Vorgegebener Text:
Der Senat konnte aufgrund des Einverständnisses der Beteiligten ohne mündliche Verhandlung über die Berufung entscheiden (§ 124
Abs. 2 Sozialgerichtsgesetz [SGG])
Die allein von der Beklagten eingelegte Berufung ist im Wesentlichen unbegründet.
Die Klägerin hat gegen die Beklagte - je nachdem, ob sie den "Zuzahlungsbetrag" gegenüber dem Hörgeräteakustiker bereits beglichen hat oder nicht - einen Anspruch auf Freistellung von der Verbindlichkeit oder auf Erstattung des bereits bezahlten Rechnungsbetrags. Weil nur die Beklagte Berufung eingelegt hat, gehen diese Ansprüche jedoch nicht über den Betrag hinaus, der dem Leistungsausspruch in der angefochtenen Entscheidung entspricht. Ob der Klägerin ein offener Restbetrag möglicherweise deswegen verbleibt, weil der von der Krankenkasse tatsächlich erstattete Betrag geringer ist als der, den der Hörgeräteakustiker als Kassenanteil in seinem Kostenvoranschlag ausgewiesen hatte, kann offen bleiben.

Aufgaben:
1/ Beantworte bitte drei Fragen zum Text:
(a) Worauf stützt sich, dass der Senat ohne mündliche Verhandlung entscheiden konnte?
(b) Wer hat die Berufung eingelegt?
(c) Auf welche zwei Ansprüche kann sich die Klägerin gegenüber der Beklagten berufen?
2/ Aktualisiere im Text alles von „Der Senat konnte“ bis hinunter zu „2 Sozialgerichtsgesetz [SGG])“, wobei „Senat“ durch „Spruchkörper“ ersetzt wird.
Die Zeilen darunter haben mit dem Text nichts zu tun.

Gesammeltes Material:
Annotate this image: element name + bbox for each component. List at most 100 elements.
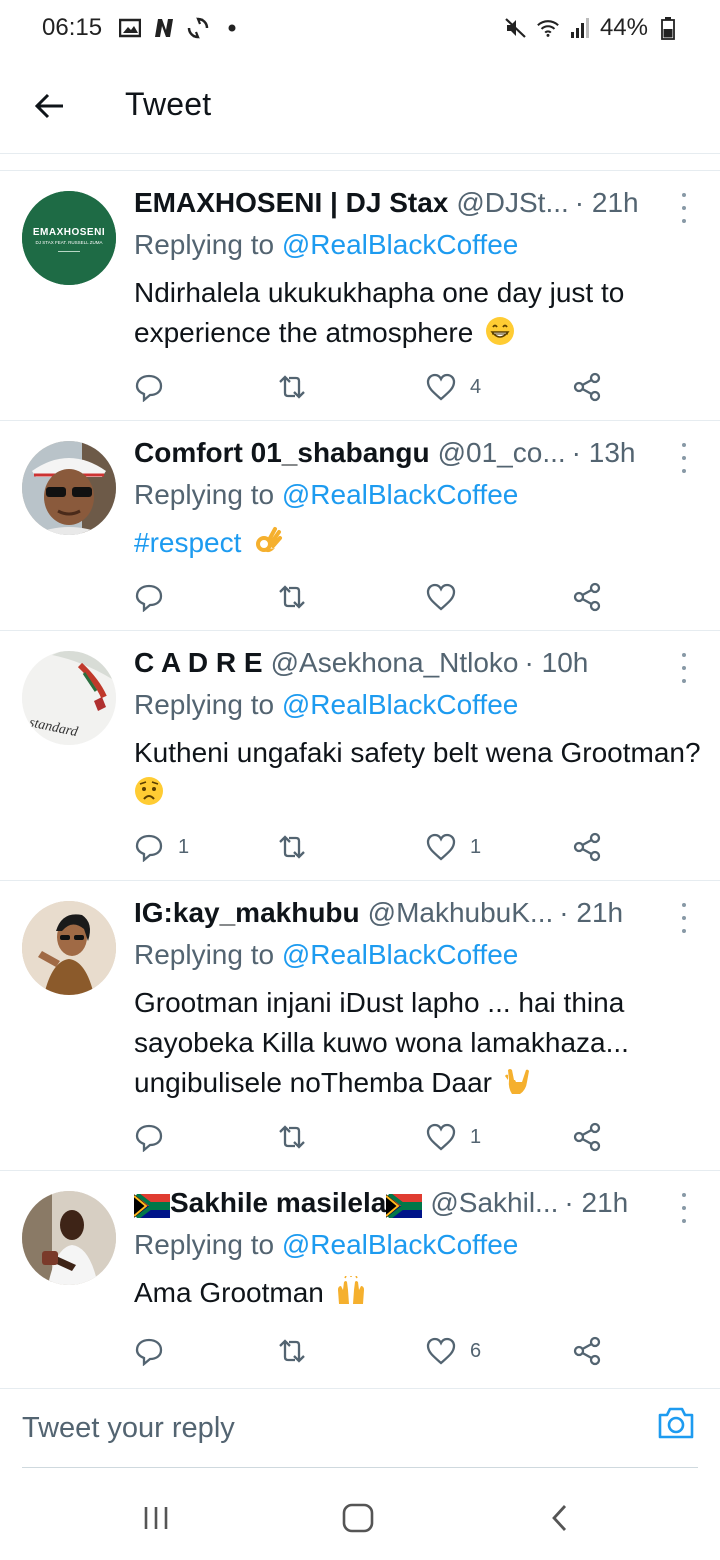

Lösungen je Aufgabe:
1/
(a) Auf das Einverständnis der Beteiligten.
(b) Allein die Beklagte.
(c) Auf Freistellung von der Verbindlichkeit oder auf Erstattung des bereits bezahlten Rechnungsbetrags.

2/
Der Spruchkörper konnte aufgrund des Einverständnisses der Beteiligten ohne mündliche Verhandlung über die Berufung entscheiden (§ 124
Abs. 2 Sozialgerichtsgesetz [SGG])